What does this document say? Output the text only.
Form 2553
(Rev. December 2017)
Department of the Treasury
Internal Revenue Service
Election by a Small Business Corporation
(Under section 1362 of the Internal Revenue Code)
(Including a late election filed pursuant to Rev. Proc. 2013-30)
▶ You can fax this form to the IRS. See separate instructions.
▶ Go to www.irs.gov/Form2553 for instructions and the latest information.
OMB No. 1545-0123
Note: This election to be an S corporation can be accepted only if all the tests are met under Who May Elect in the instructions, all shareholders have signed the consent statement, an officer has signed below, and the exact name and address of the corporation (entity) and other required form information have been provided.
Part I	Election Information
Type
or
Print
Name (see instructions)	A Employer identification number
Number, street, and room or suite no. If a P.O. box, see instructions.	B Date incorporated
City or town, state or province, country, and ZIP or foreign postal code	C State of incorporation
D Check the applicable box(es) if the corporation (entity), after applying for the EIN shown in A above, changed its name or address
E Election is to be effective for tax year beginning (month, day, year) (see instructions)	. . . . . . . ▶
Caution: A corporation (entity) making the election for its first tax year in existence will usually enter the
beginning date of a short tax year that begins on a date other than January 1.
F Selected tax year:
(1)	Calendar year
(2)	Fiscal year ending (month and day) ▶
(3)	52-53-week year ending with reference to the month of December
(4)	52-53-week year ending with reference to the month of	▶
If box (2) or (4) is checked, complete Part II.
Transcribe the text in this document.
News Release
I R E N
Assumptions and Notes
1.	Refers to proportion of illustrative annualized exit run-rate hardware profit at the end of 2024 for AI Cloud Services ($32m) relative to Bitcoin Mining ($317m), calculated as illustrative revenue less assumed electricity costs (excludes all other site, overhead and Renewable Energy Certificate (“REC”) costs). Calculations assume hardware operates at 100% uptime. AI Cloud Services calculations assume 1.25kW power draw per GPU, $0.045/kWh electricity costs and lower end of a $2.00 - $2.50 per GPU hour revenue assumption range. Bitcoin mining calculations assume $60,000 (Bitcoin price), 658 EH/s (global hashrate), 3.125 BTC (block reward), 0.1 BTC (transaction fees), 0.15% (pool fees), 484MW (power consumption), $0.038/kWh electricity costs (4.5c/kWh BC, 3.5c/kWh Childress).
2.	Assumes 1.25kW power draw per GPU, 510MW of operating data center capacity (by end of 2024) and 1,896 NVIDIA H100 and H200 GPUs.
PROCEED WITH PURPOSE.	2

EXERCISE DIRECTIONS: Your task is to output all of the data above word for word.

ANSWER TO THE PROBLEM:
What does this document say? Output the text only.
Form 2553
(Rev. December 2017)
Department of the Treasury
Internal Revenue Service
Election by a Small Business Corporation
(Under section 1362 of the Internal Revenue Code)
(Including a late election filed pursuant to Rev. Proc. 2013-30)
▶ You can fax this form to the IRS. See separate instructions.
▶ Go to www.irs.gov/Form2553 for instructions and the latest information.
OMB No. 1545-0123
Note: This election to be an S corporation can be accepted only if all the tests are met under Who May Elect in the instructions, all shareholders have signed the consent statement, an officer has signed below, and the exact name and address of the corporation (entity) and other required form information have been provided.
Part I	Election Information
Type
or
Print
Name (see instructions)	A Employer identification number
Number, street, and room or suite no. If a P.O. box, see instructions.	B Date incorporated
City or town, state or province, country, and ZIP or foreign postal code	C State of incorporation
D Check the applicable box(es) if the corporation (entity), after applying for the EIN shown in A above, changed its name or address
E Election is to be effective for tax year beginning (month, day, year) (see instructions)	. . . . . . . ▶
Caution: A corporation (entity) making the election for its first tax year in existence will usually enter the
beginning date of a short tax year that begins on a date other than January 1.
F Selected tax year:
(1)	Calendar year
(2)	Fiscal year ending (month and day) ▶
(3)	52-53-week year ending with reference to the month of December
(4)	52-53-week year ending with reference to the month of	▶
If box (2) or (4) is checked, complete Part II.
Transcribe the text in this document.
News Release
I R E N
Assumptions and Notes
1.	Refers to proportion of illustrative annualized exit run-rate hardware profit at the end of 2024 for AI Cloud Services ($32m) relative to Bitcoin Mining ($317m), calculated as illustrative revenue less assumed electricity costs (excludes all other site, overhead and Renewable Energy Certificate (“REC”) costs). Calculations assume hardware operates at 100% uptime. AI Cloud Services calculations assume 1.25kW power draw per GPU, $0.045/kWh electricity costs and lower end of a $2.00 - $2.50 per GPU hour revenue assumption range. Bitcoin mining calculations assume $60,000 (Bitcoin price), 658 EH/s (global hashrate), 3.125 BTC (block reward), 0.1 BTC (transaction fees), 0.15% (pool fees), 484MW (power consumption), $0.038/kWh electricity costs (4.5c/kWh BC, 3.5c/kWh Childress).
2.	Assumes 1.25kW power draw per GPU, 510MW of operating data center capacity (by end of 2024) and 1,896 NVIDIA H100 and H200 GPUs.
PROCEED WITH PURPOSE.	2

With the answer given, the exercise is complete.